• _DIRECTIVE_: Look through the entries and report how many lines include the word "name". Give the number alone.

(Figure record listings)
=====
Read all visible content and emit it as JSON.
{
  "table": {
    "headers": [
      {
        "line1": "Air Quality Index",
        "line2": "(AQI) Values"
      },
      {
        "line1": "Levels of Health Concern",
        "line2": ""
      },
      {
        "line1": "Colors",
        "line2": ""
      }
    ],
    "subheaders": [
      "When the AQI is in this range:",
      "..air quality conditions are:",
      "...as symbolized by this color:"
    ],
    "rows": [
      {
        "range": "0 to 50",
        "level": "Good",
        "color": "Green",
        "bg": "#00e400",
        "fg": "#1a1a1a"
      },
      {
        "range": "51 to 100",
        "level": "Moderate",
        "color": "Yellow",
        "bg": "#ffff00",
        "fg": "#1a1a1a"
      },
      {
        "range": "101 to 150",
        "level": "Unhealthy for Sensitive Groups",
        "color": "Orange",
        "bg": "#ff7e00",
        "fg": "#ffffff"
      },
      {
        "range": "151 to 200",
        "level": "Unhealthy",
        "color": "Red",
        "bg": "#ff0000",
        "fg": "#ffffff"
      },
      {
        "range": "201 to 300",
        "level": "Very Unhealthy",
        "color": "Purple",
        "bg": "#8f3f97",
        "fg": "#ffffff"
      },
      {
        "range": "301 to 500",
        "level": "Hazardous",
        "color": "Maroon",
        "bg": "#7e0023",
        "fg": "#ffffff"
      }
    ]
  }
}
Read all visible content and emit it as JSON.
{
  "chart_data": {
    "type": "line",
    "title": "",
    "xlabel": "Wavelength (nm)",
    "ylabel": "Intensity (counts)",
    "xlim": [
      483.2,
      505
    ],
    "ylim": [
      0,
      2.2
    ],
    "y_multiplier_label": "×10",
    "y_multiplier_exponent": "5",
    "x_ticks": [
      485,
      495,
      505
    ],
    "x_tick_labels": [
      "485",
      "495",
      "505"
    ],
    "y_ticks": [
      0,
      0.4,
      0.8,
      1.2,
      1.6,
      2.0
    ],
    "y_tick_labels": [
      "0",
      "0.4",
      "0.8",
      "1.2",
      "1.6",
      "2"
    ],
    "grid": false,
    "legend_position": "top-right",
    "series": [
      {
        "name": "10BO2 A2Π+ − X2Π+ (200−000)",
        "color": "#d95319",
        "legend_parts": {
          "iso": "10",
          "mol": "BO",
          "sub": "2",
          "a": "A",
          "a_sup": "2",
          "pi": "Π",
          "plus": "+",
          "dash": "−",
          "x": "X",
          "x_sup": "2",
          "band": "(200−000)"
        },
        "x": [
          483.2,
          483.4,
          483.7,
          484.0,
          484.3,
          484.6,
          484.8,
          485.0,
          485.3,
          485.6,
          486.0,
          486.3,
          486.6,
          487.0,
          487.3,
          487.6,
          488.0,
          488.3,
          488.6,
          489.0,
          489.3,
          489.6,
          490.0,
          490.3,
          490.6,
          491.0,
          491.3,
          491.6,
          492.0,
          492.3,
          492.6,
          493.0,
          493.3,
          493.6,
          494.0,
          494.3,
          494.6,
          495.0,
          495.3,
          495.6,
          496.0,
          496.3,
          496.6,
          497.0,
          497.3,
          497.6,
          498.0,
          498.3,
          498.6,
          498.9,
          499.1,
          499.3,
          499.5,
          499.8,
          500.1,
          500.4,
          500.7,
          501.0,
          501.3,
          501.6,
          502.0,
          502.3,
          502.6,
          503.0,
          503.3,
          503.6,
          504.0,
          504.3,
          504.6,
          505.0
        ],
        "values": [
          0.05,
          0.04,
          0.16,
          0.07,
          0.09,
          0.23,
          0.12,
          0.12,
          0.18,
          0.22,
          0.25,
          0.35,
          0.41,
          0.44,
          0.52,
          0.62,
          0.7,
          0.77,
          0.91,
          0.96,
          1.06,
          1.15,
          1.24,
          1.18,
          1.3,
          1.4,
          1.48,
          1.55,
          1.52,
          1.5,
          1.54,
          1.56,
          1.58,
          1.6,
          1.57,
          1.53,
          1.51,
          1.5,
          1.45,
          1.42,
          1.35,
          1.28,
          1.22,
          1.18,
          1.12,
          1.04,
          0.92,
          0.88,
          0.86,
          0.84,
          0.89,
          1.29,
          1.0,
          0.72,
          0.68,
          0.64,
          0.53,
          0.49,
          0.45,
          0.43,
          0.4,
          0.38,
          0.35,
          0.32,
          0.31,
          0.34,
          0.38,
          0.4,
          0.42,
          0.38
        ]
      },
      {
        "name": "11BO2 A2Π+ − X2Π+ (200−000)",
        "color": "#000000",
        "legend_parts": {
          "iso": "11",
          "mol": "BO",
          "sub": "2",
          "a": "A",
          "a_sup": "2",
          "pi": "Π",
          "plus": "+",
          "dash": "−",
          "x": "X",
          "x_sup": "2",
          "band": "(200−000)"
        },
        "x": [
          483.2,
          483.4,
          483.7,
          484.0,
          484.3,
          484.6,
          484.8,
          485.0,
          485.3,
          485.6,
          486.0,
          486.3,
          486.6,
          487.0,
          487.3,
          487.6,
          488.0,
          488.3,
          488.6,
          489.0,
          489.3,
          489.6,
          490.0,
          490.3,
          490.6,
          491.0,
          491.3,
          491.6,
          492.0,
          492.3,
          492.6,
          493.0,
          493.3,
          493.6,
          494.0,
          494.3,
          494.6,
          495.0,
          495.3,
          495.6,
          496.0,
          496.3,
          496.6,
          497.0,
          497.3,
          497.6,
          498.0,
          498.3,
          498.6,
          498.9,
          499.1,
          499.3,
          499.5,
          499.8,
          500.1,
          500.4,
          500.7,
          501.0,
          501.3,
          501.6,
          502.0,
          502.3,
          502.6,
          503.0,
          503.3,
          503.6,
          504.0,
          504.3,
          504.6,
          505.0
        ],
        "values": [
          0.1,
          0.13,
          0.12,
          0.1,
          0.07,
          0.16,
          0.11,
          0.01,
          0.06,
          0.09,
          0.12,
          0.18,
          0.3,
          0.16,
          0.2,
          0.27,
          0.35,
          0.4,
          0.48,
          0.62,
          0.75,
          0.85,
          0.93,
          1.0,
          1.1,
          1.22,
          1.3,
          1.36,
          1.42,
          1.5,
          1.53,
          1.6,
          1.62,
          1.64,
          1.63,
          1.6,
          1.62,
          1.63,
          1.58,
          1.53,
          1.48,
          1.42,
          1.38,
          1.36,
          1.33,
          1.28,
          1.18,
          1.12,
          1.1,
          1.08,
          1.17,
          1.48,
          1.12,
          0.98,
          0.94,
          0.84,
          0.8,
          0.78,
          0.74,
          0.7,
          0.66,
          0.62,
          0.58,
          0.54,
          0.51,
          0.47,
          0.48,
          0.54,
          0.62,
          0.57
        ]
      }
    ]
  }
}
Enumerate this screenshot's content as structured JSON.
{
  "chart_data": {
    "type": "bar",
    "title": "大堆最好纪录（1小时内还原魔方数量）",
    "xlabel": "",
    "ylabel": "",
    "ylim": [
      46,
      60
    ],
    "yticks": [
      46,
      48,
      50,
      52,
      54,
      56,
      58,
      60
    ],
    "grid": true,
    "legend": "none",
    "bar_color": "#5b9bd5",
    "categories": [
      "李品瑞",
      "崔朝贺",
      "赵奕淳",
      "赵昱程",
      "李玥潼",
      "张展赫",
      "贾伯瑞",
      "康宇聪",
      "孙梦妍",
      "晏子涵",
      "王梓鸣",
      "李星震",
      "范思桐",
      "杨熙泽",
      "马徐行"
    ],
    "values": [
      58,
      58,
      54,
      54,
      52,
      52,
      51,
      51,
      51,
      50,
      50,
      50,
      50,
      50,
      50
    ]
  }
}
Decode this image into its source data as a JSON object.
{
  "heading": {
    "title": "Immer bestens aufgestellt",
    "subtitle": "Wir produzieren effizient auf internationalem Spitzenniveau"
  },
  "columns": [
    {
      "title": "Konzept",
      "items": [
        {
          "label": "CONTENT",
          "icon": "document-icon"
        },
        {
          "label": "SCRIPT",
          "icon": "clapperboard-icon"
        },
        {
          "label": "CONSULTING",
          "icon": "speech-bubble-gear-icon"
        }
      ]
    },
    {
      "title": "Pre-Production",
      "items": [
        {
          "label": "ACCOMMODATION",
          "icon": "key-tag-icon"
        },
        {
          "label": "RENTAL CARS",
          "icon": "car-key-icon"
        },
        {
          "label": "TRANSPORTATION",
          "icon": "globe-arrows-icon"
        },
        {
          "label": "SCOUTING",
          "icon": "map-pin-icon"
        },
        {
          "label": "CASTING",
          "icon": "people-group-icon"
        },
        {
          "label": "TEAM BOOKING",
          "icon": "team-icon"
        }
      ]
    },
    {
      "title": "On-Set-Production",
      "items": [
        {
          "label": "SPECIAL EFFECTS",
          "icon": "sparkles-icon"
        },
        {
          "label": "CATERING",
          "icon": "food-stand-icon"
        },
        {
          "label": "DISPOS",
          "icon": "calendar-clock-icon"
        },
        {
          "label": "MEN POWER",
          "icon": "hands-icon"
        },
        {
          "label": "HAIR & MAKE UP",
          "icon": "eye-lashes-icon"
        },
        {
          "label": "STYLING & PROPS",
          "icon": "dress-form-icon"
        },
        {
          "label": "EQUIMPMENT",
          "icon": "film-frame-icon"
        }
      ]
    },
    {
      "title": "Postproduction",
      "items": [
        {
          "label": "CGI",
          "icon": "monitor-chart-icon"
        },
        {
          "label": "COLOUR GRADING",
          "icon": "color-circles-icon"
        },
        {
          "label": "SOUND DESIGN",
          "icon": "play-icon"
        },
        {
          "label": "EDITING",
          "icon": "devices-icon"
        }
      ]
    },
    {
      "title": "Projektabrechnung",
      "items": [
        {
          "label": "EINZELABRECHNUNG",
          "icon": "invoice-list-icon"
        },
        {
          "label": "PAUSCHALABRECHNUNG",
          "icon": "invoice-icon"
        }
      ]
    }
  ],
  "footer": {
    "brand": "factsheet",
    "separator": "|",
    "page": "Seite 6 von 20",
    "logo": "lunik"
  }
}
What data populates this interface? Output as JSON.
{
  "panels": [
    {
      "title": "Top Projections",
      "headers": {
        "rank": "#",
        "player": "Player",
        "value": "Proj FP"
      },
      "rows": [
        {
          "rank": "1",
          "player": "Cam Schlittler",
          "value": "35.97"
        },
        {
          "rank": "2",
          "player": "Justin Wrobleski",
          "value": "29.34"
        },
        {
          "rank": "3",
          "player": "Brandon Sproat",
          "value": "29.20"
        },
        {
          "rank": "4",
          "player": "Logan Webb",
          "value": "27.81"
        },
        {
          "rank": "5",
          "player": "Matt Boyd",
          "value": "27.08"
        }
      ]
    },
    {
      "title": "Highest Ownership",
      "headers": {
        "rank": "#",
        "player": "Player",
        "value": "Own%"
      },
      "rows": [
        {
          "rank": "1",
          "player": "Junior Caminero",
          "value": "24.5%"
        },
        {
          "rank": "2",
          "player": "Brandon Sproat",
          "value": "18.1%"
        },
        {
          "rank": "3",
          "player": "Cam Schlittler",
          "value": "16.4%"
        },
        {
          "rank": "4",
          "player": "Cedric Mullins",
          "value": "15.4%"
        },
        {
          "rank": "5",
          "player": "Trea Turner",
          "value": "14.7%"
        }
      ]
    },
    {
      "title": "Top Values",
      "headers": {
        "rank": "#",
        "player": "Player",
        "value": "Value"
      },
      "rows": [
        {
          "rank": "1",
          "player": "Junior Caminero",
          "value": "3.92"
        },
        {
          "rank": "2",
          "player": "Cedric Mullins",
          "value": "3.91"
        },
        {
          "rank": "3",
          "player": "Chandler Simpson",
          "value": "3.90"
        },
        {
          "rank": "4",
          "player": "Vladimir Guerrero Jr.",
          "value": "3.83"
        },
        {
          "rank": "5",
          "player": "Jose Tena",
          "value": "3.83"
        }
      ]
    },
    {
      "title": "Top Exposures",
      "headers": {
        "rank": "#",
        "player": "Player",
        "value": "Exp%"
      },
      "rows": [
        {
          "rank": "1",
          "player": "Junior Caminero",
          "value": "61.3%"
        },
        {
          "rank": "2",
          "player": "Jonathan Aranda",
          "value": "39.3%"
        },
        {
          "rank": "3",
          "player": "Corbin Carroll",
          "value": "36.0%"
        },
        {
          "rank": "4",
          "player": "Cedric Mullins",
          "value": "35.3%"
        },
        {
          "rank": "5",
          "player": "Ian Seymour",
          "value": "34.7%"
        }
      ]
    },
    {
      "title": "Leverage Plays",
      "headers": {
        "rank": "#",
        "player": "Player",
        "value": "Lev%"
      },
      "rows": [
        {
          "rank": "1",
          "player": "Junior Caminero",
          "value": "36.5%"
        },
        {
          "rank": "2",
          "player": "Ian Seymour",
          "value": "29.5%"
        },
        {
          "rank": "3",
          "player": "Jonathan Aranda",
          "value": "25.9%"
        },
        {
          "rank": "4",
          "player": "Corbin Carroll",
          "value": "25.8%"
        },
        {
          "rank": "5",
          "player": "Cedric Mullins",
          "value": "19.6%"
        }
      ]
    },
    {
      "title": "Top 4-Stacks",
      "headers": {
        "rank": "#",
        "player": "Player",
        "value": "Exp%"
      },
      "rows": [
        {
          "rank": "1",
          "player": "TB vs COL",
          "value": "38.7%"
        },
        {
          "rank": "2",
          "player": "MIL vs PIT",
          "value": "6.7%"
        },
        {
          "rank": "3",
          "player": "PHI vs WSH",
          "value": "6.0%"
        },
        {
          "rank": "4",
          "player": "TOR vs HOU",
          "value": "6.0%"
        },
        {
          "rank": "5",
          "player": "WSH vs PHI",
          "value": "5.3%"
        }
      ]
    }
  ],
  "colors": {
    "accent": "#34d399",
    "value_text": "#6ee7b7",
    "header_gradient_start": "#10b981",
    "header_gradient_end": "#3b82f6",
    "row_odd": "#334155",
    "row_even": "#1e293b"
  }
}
=====
• _EXERCISE OUTPUT_: 2